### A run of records
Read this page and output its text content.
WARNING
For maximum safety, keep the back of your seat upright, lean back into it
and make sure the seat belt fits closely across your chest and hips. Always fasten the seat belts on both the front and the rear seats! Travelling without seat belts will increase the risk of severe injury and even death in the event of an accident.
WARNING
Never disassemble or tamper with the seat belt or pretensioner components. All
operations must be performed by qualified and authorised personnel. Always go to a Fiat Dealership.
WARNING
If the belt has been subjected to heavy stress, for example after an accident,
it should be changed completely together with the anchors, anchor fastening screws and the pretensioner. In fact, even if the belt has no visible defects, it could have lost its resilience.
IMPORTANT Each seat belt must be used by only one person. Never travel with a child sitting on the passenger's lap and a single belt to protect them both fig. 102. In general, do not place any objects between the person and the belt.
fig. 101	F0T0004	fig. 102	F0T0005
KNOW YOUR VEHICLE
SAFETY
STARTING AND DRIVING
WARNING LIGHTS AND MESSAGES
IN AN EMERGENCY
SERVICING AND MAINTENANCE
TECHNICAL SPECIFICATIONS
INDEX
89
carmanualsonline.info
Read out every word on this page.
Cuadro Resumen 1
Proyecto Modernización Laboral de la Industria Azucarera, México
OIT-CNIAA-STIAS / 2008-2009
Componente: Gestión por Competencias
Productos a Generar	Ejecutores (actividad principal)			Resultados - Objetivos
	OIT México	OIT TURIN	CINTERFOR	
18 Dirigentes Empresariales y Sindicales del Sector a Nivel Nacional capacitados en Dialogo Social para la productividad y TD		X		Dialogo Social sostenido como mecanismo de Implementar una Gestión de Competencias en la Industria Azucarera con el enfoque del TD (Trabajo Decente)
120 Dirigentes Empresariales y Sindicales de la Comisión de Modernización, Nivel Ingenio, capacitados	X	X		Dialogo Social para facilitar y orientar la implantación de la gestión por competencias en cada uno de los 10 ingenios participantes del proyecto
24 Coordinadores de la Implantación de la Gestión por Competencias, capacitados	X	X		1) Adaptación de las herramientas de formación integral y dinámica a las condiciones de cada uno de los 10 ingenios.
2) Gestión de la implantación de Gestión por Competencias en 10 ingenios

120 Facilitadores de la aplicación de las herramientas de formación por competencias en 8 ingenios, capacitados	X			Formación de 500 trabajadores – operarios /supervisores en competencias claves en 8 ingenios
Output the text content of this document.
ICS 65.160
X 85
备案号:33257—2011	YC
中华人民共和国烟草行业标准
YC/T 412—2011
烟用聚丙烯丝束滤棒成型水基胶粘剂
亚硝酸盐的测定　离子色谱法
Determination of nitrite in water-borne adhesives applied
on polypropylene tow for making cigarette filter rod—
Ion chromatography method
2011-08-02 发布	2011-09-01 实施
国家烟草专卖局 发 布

### PROBLEM STATEMENT
Look through the entries above; copy each line where the string "this" appears.

### EXERCISE RESULT
Read this page and output its text content.
Read out every word on this page.
Output the text content of this document.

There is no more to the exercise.